Instructions to follow -> Find the word "höheren" in the listing; pull out each line holding it.

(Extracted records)

┄┄┄┄┄┄

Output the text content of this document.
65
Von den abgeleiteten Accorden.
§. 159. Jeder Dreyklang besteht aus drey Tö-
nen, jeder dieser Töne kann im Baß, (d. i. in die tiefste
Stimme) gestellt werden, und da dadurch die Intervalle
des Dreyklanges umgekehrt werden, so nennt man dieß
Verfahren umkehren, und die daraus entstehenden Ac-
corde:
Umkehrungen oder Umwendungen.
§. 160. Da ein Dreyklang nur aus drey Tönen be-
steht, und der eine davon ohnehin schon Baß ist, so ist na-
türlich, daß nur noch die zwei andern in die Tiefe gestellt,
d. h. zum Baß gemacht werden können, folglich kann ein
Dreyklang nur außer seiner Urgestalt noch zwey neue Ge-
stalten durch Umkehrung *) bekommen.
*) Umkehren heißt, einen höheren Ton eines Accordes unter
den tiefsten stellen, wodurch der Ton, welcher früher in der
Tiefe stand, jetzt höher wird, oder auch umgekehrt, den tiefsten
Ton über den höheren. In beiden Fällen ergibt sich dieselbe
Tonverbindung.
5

┄┄┄┄┄┄

Output ->
*) Umkehren heißt, einen höheren Ton eines Accordes unter
Ton über den höheren. In beiden Fällen ergibt sich dieselbe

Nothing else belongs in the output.